:: Aim ::
Skip any picture you find and retype all the remaining lines exactly.

:: Given data ::

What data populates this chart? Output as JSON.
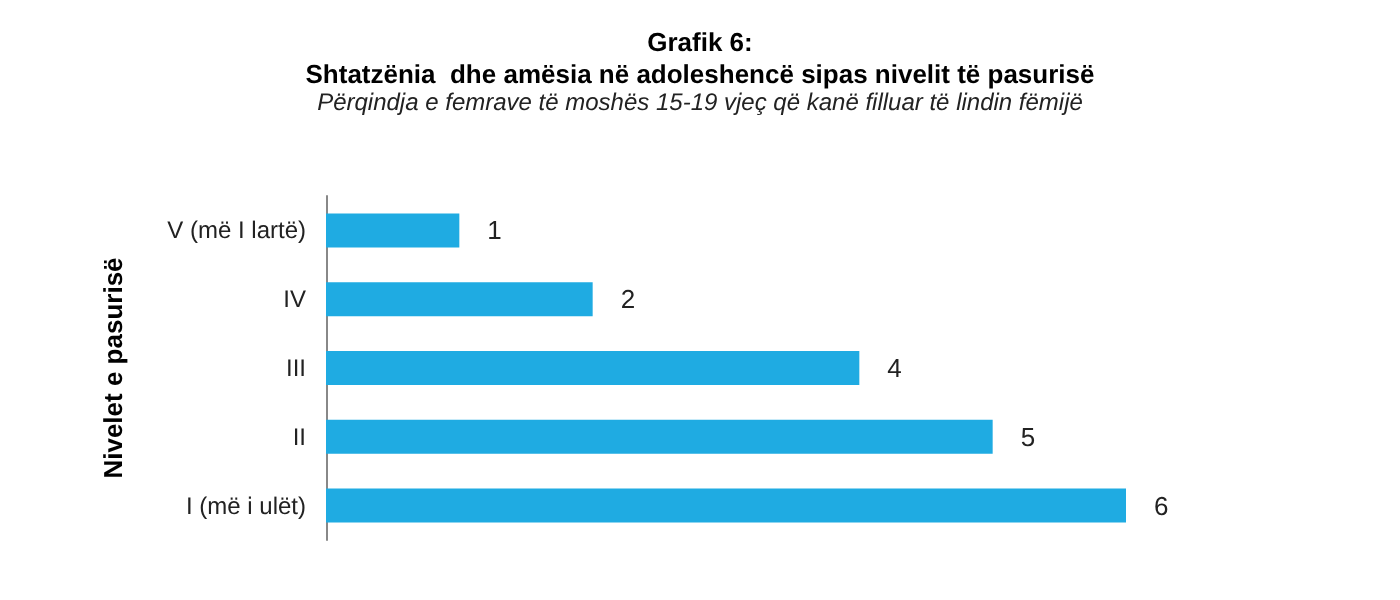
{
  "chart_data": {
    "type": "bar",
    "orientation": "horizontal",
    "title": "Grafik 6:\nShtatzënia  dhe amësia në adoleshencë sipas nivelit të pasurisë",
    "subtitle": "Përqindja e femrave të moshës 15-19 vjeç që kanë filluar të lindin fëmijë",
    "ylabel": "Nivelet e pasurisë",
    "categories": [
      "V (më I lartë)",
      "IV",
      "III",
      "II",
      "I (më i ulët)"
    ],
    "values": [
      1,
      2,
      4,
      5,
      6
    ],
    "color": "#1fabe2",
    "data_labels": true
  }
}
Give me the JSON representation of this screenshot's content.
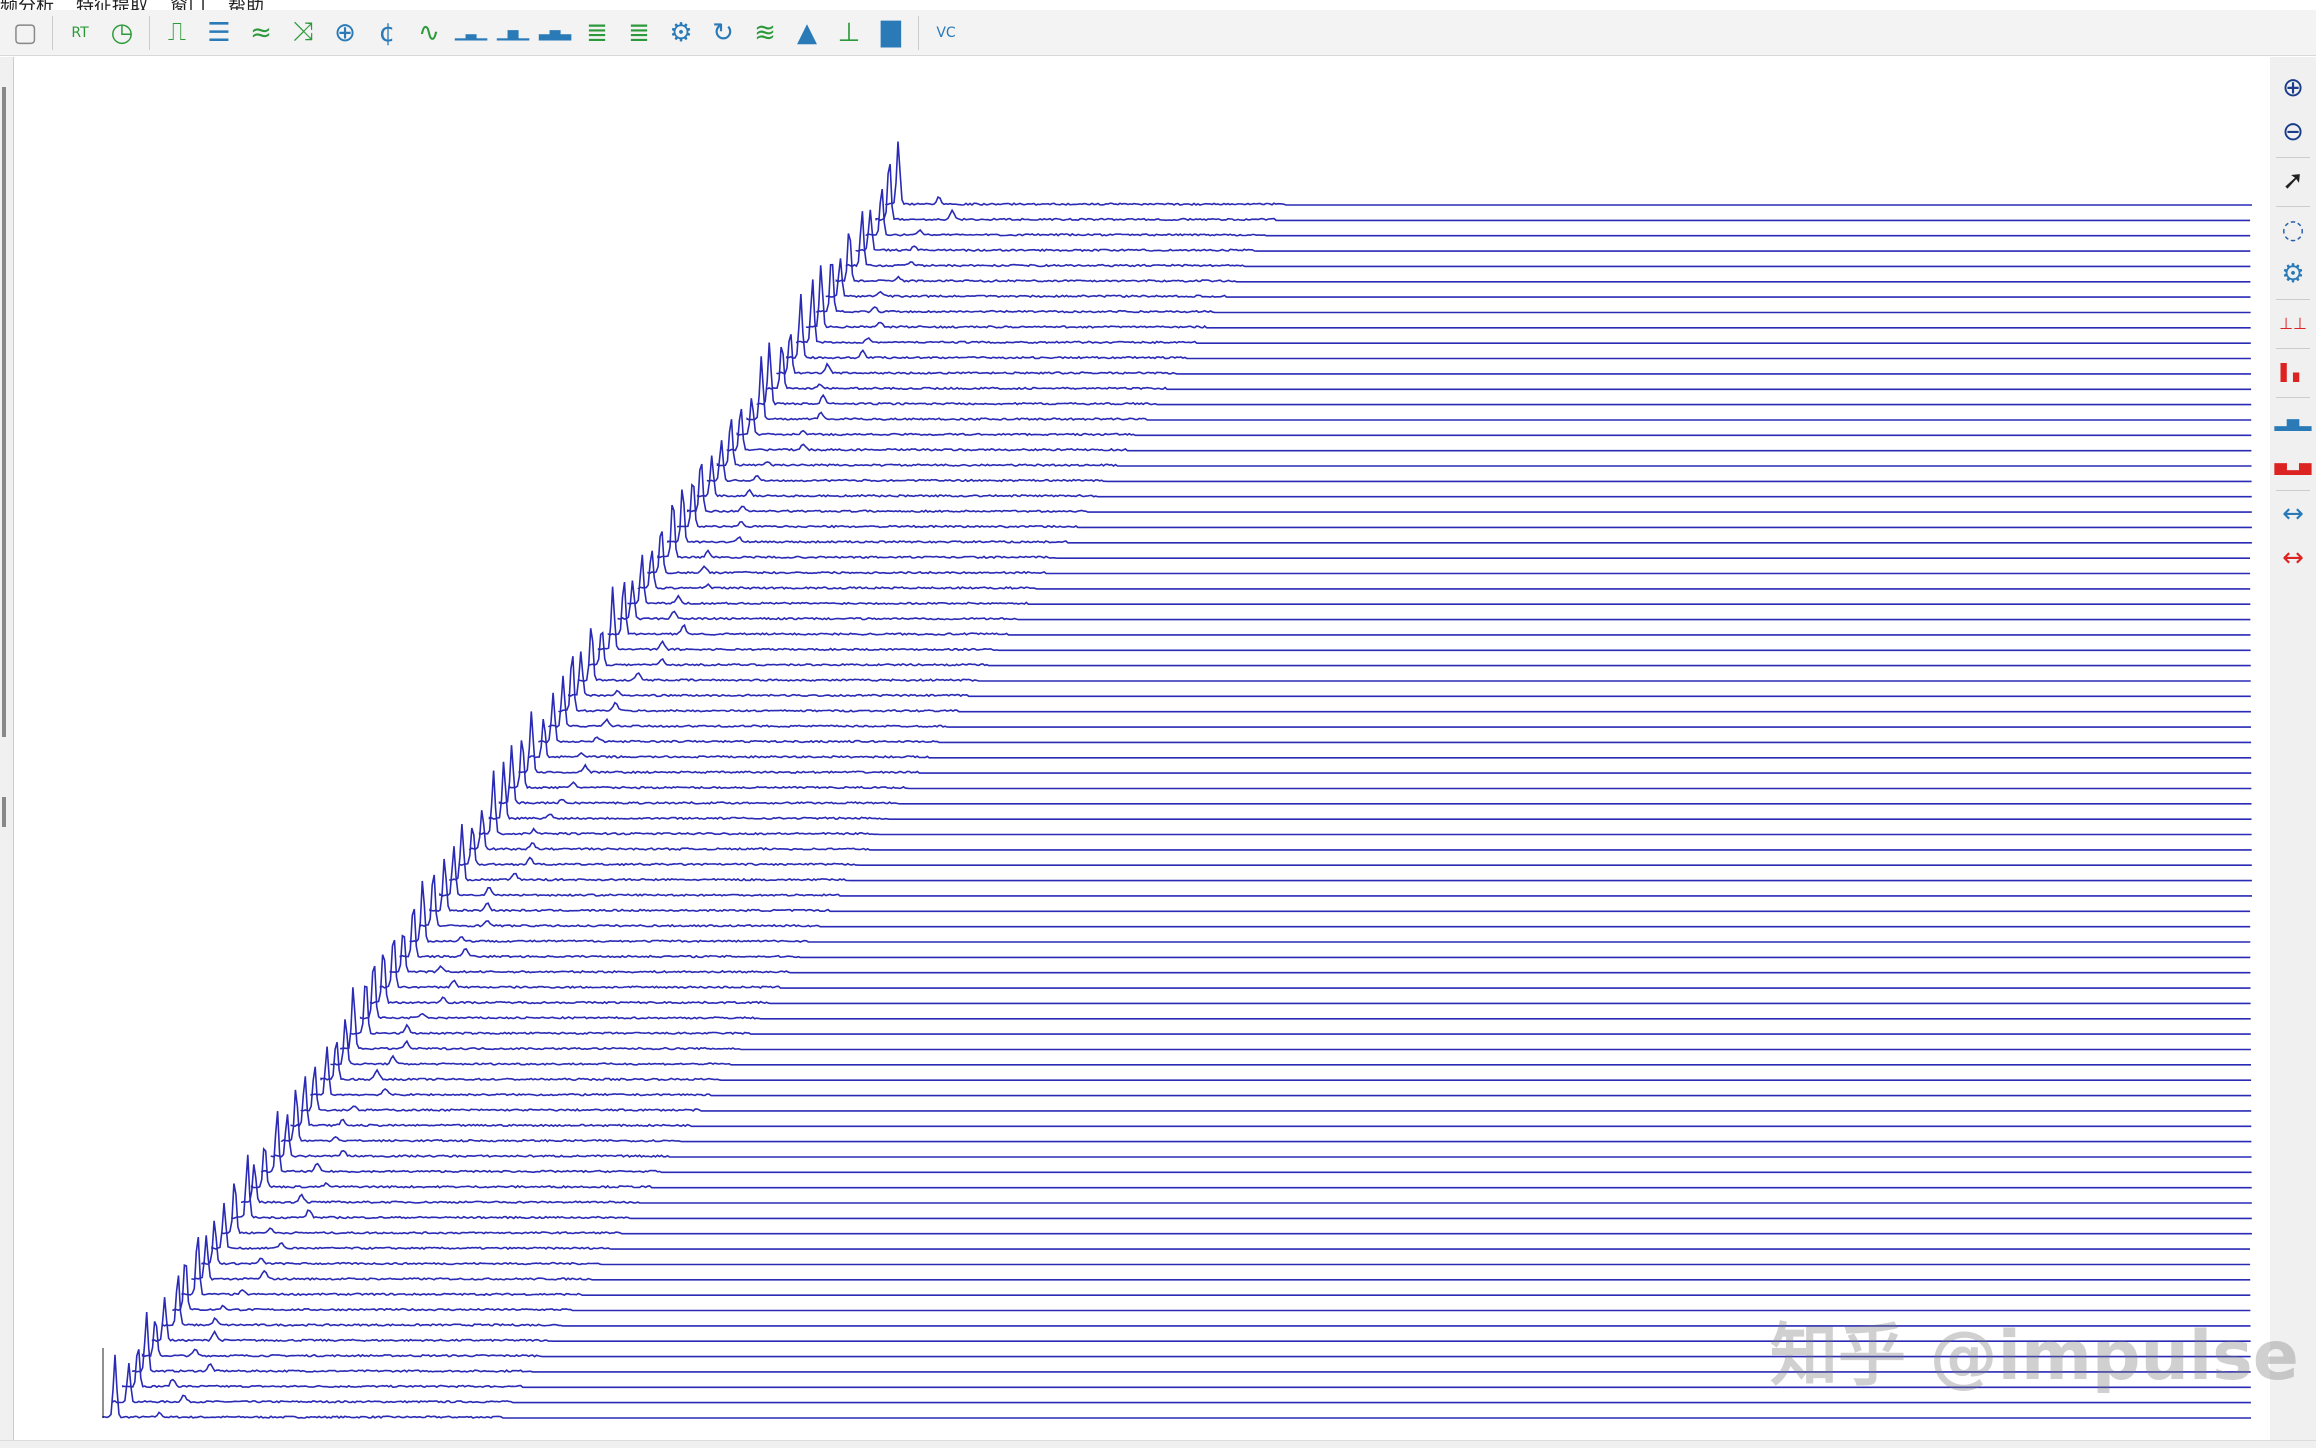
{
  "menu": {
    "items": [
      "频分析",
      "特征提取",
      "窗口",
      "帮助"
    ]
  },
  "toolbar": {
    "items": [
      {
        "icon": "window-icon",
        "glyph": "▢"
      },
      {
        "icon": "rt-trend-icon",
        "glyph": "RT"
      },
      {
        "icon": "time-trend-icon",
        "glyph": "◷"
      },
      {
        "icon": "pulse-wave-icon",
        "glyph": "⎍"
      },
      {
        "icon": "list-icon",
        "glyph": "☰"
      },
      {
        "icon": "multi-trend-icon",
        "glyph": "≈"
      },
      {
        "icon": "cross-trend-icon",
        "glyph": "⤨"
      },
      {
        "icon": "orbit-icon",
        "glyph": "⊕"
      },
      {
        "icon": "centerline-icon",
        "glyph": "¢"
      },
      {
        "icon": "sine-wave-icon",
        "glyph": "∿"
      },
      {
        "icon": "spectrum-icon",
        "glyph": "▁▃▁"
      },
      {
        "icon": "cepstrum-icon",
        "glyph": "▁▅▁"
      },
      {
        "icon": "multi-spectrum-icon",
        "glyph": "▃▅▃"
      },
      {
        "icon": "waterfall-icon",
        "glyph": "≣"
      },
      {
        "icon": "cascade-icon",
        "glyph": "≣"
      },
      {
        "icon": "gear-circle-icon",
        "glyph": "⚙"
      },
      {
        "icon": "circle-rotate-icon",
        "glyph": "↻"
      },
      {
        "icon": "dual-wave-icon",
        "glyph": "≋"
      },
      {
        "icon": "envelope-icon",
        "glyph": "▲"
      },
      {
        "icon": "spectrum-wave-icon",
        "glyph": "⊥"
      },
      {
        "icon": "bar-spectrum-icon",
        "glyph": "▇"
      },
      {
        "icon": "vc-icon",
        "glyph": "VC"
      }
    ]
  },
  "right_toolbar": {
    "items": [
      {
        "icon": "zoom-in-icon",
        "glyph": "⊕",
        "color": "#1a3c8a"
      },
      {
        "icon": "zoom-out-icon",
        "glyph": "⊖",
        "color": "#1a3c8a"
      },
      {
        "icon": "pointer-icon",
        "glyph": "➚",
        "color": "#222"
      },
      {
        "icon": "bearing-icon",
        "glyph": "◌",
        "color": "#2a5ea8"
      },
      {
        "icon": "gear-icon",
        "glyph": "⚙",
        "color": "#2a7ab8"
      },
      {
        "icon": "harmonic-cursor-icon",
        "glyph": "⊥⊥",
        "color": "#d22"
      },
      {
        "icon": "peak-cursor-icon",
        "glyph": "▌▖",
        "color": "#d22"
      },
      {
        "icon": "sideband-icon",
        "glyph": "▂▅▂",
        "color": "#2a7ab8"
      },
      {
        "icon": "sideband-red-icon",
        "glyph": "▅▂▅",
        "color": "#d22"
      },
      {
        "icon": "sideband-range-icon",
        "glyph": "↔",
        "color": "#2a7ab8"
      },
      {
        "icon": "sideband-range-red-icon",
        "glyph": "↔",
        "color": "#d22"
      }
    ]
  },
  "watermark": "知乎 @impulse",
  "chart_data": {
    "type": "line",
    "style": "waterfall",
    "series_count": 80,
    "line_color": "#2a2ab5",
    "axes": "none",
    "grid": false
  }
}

:: Task solution ::
What data populates this chart? Output as JSON.
{
  "chart_data": {
    "type": "bar",
    "orientation": "horizontal",
    "title": "Grafik 6:\nShtatzënia  dhe amësia në adoleshencë sipas nivelit të pasurisë",
    "subtitle": "Përqindja e femrave të moshës 15-19 vjeç që kanë filluar të lindin fëmijë",
    "ylabel": "Nivelet e pasurisë",
    "categories": [
      "V (më I lartë)",
      "IV",
      "III",
      "II",
      "I (më i ulët)"
    ],
    "values": [
      1,
      2,
      4,
      5,
      6
    ],
    "color": "#1fabe2",
    "data_labels": true
  }
}
Give me the JSON representation of this screenshot's content.
{
  "menu": {
    "items": [
      "频分析",
      "特征提取",
      "窗口",
      "帮助"
    ]
  },
  "toolbar": {
    "items": [
      {
        "icon": "window-icon",
        "glyph": "▢"
      },
      {
        "icon": "rt-trend-icon",
        "glyph": "RT"
      },
      {
        "icon": "time-trend-icon",
        "glyph": "◷"
      },
      {
        "icon": "pulse-wave-icon",
        "glyph": "⎍"
      },
      {
        "icon": "list-icon",
        "glyph": "☰"
      },
      {
        "icon": "multi-trend-icon",
        "glyph": "≈"
      },
      {
        "icon": "cross-trend-icon",
        "glyph": "⤨"
      },
      {
        "icon": "orbit-icon",
        "glyph": "⊕"
      },
      {
        "icon": "centerline-icon",
        "glyph": "¢"
      },
      {
        "icon": "sine-wave-icon",
        "glyph": "∿"
      },
      {
        "icon": "spectrum-icon",
        "glyph": "▁▃▁"
      },
      {
        "icon": "cepstrum-icon",
        "glyph": "▁▅▁"
      },
      {
        "icon": "multi-spectrum-icon",
        "glyph": "▃▅▃"
      },
      {
        "icon": "waterfall-icon",
        "glyph": "≣"
      },
      {
        "icon": "cascade-icon",
        "glyph": "≣"
      },
      {
        "icon": "gear-circle-icon",
        "glyph": "⚙"
      },
      {
        "icon": "circle-rotate-icon",
        "glyph": "↻"
      },
      {
        "icon": "dual-wave-icon",
        "glyph": "≋"
      },
      {
        "icon": "envelope-icon",
        "glyph": "▲"
      },
      {
        "icon": "spectrum-wave-icon",
        "glyph": "⊥"
      },
      {
        "icon": "bar-spectrum-icon",
        "glyph": "▇"
      },
      {
        "icon": "vc-icon",
        "glyph": "VC"
      }
    ]
  },
  "right_toolbar": {
    "items": [
      {
        "icon": "zoom-in-icon",
        "glyph": "⊕",
        "color": "#1a3c8a"
      },
      {
        "icon": "zoom-out-icon",
        "glyph": "⊖",
        "color": "#1a3c8a"
      },
      {
        "icon": "pointer-icon",
        "glyph": "➚",
        "color": "#222"
      },
      {
        "icon": "bearing-icon",
        "glyph": "◌",
        "color": "#2a5ea8"
      },
      {
        "icon": "gear-icon",
        "glyph": "⚙",
        "color": "#2a7ab8"
      },
      {
        "icon": "harmonic-cursor-icon",
        "glyph": "⊥⊥",
        "color": "#d22"
      },
      {
        "icon": "peak-cursor-icon",
        "glyph": "▌▖",
        "color": "#d22"
      },
      {
        "icon": "sideband-icon",
        "glyph": "▂▅▂",
        "color": "#2a7ab8"
      },
      {
        "icon": "sideband-red-icon",
        "glyph": "▅▂▅",
        "color": "#d22"
      },
      {
        "icon": "sideband-range-icon",
        "glyph": "↔",
        "color": "#2a7ab8"
      },
      {
        "icon": "sideband-range-red-icon",
        "glyph": "↔",
        "color": "#d22"
      }
    ]
  },
  "watermark": "知乎 @impulse",
  "chart_data": {
    "type": "line",
    "style": "waterfall",
    "series_count": 80,
    "line_color": "#2a2ab5",
    "axes": "none",
    "grid": false
  }
}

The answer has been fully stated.